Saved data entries
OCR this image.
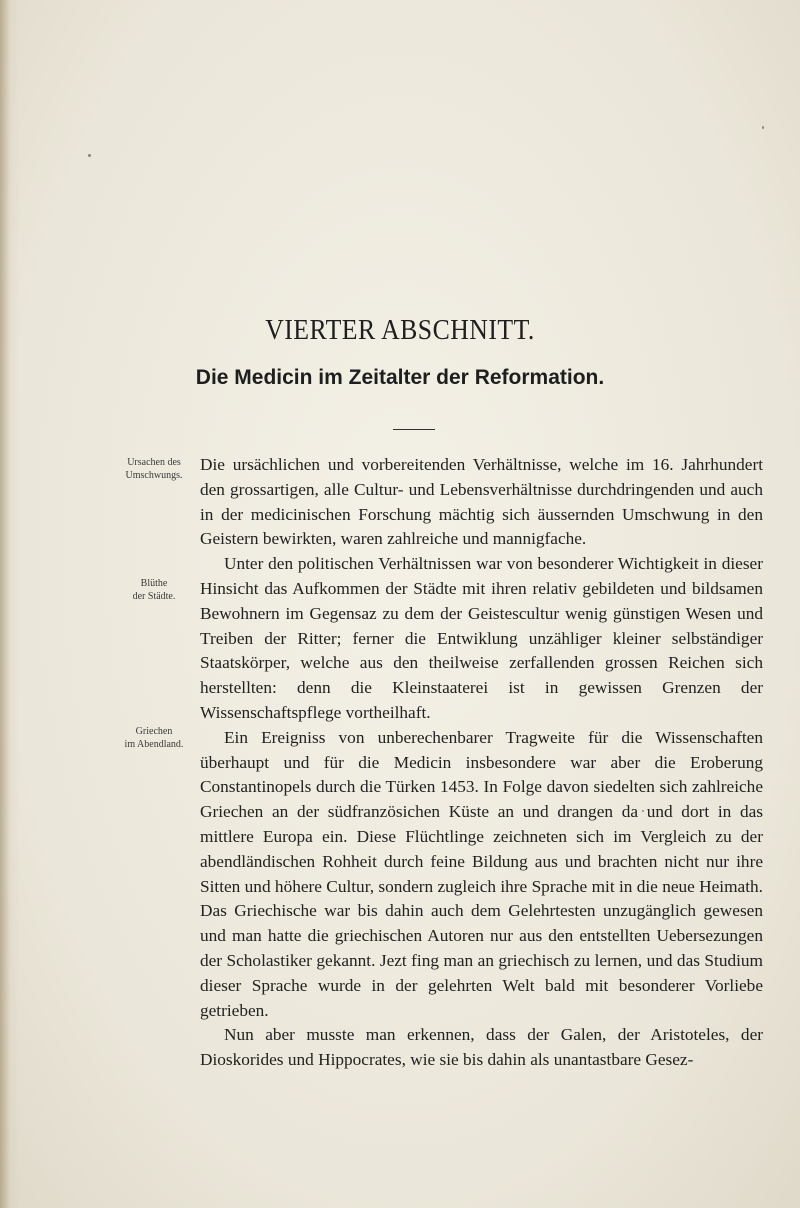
VIERTER ABSCHNITT.
Die Medicin im Zeitalter der Reformation.
Ursachen des
Umschwungs.
Blüthe
der Städte.
Griechen
im Abendland.

Die ursächlichen und vorbereitenden Verhältnisse, welche im 16. Jahrhundert den grossartigen, alle Cultur- und Lebensverhältnisse durchdringenden und auch in der medicinischen Forschung mächtig sich äussernden Umschwung in den Geistern bewirkten, waren zahlreiche und mannigfache.

Unter den politischen Verhältnissen war von besonderer Wichtigkeit in dieser Hinsicht das Aufkommen der Städte mit ihren relativ gebildeten und bildsamen Bewohnern im Gegensaz zu dem der Geistescultur wenig günstigen Wesen und Treiben der Ritter; ferner die Entwiklung unzähliger kleiner selbständiger Staatskörper, welche aus den theilweise zerfallenden grossen Reichen sich herstellten: denn die Kleinstaaterei ist in gewissen Grenzen der Wissenschaftspflege vortheilhaft.

Ein Ereigniss von unberechenbarer Tragweite für die Wissenschaften überhaupt und für die Medicin insbesondere war aber die Eroberung Constantinopels durch die Türken 1453. In Folge davon siedelten sich zahlreiche Griechen an der südfranzösichen Küste an und drangen da und dort in das mittlere Europa ein. Diese Flüchtlinge zeichneten sich im Vergleich zu der abendländischen Rohheit durch feine Bildung aus und brachten nicht nur ihre Sitten und höhere Cultur, sondern zugleich ihre Sprache mit in die neue Heimath. Das Griechische war bis dahin auch dem Gelehrtesten unzugänglich gewesen und man hatte die griechischen Autoren nur aus den entstellten Uebersezungen der Scholastiker gekannt. Jezt fing man an griechisch zu lernen, und das Studium dieser Sprache wurde in der gelehrten Welt bald mit besonderer Vorliebe getrieben.

Nun aber musste man erkennen, dass der Galen, der Aristoteles, der Dioskorides und Hippocrates, wie sie bis dahin als unantastbare Gesez-
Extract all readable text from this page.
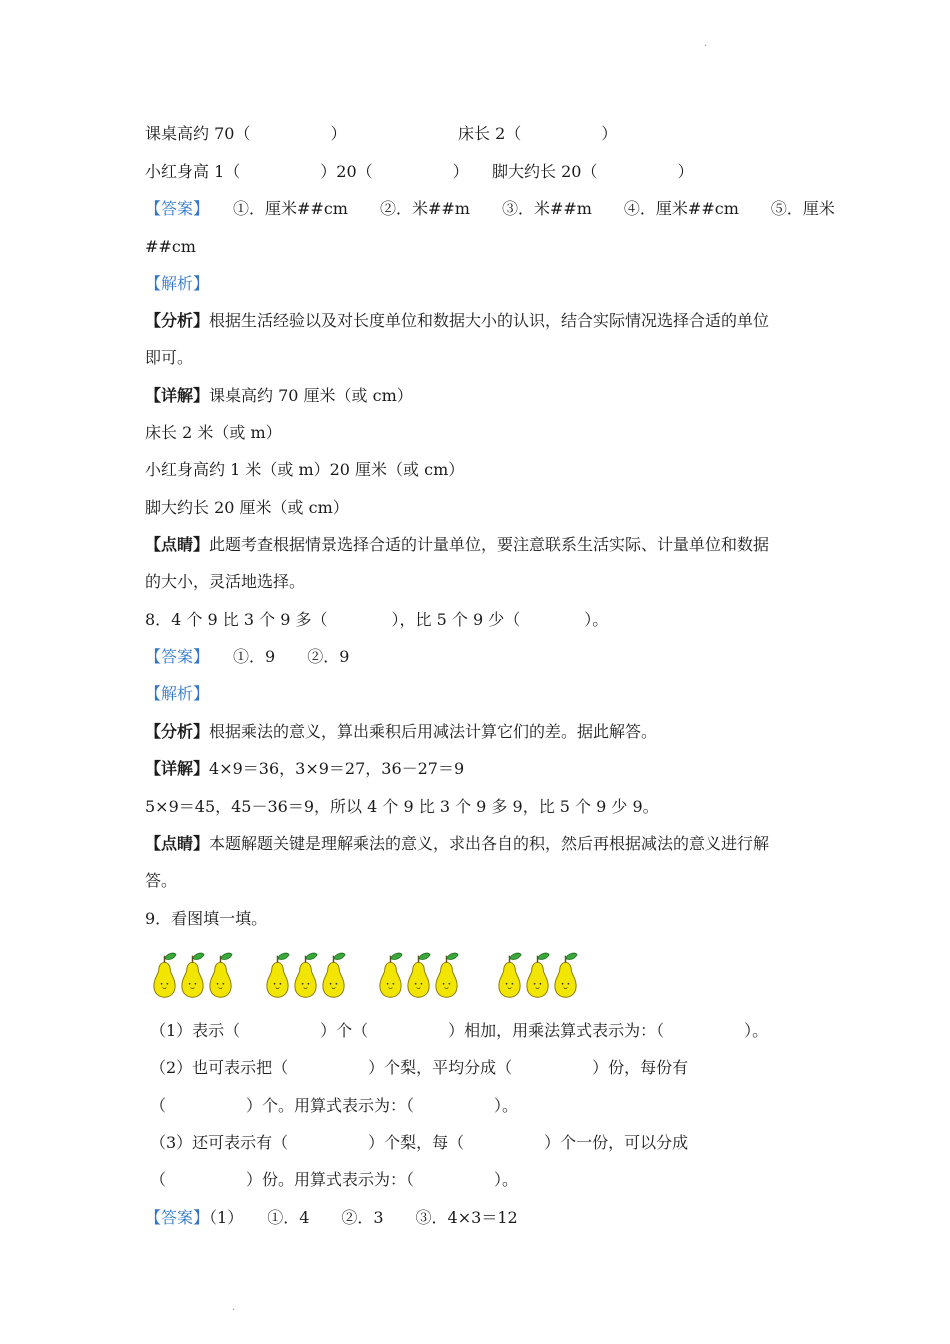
.
.
课桌高约 70（　　　　　）	床长 2（　　　　　）
小红身高 1（　　　　　）20（　　　　　） 脚大约长 20（　　　　　）
【答案】　　①．厘米##cm　　②．米##m　　③．米##m　　④．厘米##cm　　⑤．厘米
##cm
【解析】
【分析】根据生活经验以及对长度单位和数据大小的认识，结合实际情况选择合适的单位
即可。
【详解】课桌高约 70 厘米（或 cm）
床长 2 米（或 m）
小红身高约 1 米（或 m）20 厘米（或 cm）
脚大约长 20 厘米（或 cm）
【点睛】此题考查根据情景选择合适的计量单位，要注意联系生活实际、计量单位和数据
的大小，灵活地选择。
8．4 个 9 比 3 个 9 多（　　　　），比 5 个 9 少（　　　　）。
【答案】　　①．9　　②．9
【解析】
【分析】根据乘法的意义，算出乘积后用减法计算它们的差。据此解答。
【详解】4×9＝36，3×9＝27，36－27＝9
5×9＝45，45－36＝9，所以 4 个 9 比 3 个 9 多 9，比 5 个 9 少 9。
【点睛】本题解题关键是理解乘法的意义，求出各自的积，然后再根据减法的意义进行解
答。
9．看图填一填。
（1）表示（　　　　　）个（　　　　　）相加，用乘法算式表示为：（　　　　　）。
（2）也可表示把（　　　　　）个梨，平均分成（　　　　　）份，每份有
（　　　　　）个。用算式表示为：（　　　　　）。
（3）还可表示有（　　　　　）个梨，每（　　　　　）个一份，可以分成
（　　　　　）份。用算式表示为：（　　　　　）。
【答案】（1）　　①．4　　②．3　　③．4×3＝12
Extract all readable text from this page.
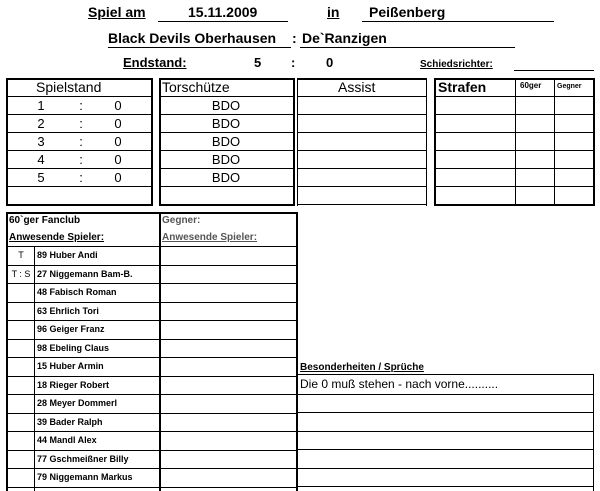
Spiel am	15.11.2009	in Peißenberg
Black Devils Oberhausen : De`Ranzigen
Endstand:	5 : 0	Schiedsrichter:
Spielstand	Torschütze	Assist	Strafen	60ger Gegner
1	:	0	BDO
2	:	0	BDO
3	:	0	BDO
4	:	0	BDO
5	:	0	BDO
60`ger Fanclub
Anwesende Spieler:
Gegner:
Anwesende Spieler:
T	89 Huber Andi
T : S 27 Niggemann Bam-B.
48 Fabisch Roman
63 Ehrlich Tori
96 Geiger Franz
98 Ebeling Claus
15 Huber Armin
18 Rieger Robert
28 Meyer Dommerl
39 Bader Ralph
44 Mandl Alex
77 Gschmeißner Billy
79 Niggemann Markus
Besonderheiten / Sprüche
Die 0 muß stehen - nach vorne..........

— The exercise —
In the entries above, find each line with the word "Städte" and show it.

— Final result —
der Städte.
Unter den politischen Verhältnissen war von besonderer Wichtigkeit in dieser Hinsicht das Aufkommen der Städte mit ihren relativ gebildeten und bildsamen Bewohnern im Gegensaz zu dem der Geistescultur wenig günstigen Wesen und Treiben der Ritter; ferner die Entwiklung unzähliger kleiner selbständiger Staatskörper, welche aus den theilweise zerfallenden grossen Reichen sich herstellten: denn die Kleinstaaterei ist in gewissen Grenzen der Wissenschaftspflege vortheilhaft.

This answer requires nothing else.